**Material shown**
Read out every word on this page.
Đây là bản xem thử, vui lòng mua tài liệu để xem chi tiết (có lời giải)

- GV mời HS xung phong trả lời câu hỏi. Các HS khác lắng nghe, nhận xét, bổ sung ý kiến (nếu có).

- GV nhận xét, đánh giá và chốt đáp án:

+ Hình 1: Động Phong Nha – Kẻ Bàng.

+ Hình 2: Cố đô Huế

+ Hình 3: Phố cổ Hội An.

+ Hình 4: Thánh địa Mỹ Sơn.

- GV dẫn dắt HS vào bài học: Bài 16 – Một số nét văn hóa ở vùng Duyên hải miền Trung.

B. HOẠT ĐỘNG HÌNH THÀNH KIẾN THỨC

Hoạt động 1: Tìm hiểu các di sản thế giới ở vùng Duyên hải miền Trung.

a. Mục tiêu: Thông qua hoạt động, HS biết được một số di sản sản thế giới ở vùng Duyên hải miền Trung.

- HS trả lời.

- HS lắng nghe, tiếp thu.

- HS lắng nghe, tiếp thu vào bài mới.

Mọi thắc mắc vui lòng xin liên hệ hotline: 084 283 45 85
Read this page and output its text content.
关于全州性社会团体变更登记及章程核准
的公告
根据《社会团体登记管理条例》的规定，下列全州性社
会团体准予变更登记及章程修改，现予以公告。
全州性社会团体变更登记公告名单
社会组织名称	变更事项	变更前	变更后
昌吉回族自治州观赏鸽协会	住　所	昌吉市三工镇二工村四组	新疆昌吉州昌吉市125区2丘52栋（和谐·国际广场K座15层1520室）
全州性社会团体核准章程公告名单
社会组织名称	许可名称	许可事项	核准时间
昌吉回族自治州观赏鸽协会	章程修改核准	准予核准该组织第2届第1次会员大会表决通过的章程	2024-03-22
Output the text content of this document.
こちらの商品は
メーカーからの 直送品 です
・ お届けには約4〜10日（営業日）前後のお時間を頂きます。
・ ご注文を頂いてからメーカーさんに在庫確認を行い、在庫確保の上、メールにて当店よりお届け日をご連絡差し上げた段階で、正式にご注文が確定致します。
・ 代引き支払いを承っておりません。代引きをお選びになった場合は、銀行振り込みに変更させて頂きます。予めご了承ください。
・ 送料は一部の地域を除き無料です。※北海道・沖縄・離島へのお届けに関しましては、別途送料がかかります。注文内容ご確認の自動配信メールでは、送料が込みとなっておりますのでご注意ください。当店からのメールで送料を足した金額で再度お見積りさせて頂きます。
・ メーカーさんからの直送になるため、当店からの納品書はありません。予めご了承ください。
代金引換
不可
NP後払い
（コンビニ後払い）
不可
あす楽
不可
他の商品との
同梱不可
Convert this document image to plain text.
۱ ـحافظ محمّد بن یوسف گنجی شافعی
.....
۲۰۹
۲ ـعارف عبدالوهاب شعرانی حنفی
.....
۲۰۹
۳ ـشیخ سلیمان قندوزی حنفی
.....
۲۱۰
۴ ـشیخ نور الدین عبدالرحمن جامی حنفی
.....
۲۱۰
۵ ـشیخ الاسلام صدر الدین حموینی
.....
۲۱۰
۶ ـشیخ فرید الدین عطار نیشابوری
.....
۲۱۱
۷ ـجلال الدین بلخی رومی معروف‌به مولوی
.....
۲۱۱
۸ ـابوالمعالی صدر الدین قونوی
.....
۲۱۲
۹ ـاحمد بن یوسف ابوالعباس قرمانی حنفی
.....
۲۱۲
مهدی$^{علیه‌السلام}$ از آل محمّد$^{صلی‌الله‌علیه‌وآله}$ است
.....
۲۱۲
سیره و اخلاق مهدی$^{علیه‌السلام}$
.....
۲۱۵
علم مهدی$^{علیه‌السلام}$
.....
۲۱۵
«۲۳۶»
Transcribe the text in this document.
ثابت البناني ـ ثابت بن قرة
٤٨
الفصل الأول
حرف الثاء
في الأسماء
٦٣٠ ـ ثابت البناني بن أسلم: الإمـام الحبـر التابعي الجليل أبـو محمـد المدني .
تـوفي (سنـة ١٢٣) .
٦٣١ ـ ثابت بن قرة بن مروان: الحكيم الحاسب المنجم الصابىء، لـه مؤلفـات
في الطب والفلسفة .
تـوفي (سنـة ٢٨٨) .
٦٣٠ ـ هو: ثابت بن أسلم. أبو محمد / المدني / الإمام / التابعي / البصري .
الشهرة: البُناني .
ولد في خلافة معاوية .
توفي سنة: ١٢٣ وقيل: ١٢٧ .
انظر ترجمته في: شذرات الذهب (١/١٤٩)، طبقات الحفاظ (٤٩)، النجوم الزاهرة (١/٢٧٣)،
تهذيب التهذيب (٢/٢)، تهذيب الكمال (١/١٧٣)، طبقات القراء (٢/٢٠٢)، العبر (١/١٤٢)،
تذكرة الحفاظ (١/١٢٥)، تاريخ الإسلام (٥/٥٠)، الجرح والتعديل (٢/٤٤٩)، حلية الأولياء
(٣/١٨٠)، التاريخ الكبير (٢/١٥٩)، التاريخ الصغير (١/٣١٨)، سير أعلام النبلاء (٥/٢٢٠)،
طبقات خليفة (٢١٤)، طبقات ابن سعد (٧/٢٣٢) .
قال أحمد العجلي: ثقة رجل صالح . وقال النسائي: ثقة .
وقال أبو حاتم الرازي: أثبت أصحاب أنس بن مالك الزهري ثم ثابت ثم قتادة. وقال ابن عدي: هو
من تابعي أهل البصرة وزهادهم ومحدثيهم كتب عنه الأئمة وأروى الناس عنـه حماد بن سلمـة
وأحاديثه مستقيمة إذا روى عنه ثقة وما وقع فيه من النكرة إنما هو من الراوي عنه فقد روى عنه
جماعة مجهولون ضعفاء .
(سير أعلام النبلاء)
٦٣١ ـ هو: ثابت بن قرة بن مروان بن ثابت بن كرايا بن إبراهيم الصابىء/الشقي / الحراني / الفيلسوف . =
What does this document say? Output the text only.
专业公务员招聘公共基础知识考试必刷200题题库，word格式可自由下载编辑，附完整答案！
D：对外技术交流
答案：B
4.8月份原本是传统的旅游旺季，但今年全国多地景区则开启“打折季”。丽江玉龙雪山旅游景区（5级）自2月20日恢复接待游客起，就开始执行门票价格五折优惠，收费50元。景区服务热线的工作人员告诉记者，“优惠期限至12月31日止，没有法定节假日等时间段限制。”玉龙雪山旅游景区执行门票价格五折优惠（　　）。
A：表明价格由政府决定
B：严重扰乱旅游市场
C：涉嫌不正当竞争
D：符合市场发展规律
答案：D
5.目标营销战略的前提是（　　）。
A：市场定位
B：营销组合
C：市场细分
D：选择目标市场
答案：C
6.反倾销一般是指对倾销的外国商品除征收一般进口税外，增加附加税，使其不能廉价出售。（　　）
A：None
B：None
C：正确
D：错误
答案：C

**Requirements**
Return each line with "المدني".

**Answer below**
٦٣٠ ـ ثابت البناني بن أسلم: الإمـام الحبـر التابعي الجليل أبـو محمـد المدني .
٦٣٠ ـ هو: ثابت بن أسلم. أبو محمد / المدني / الإمام / التابعي / البصري .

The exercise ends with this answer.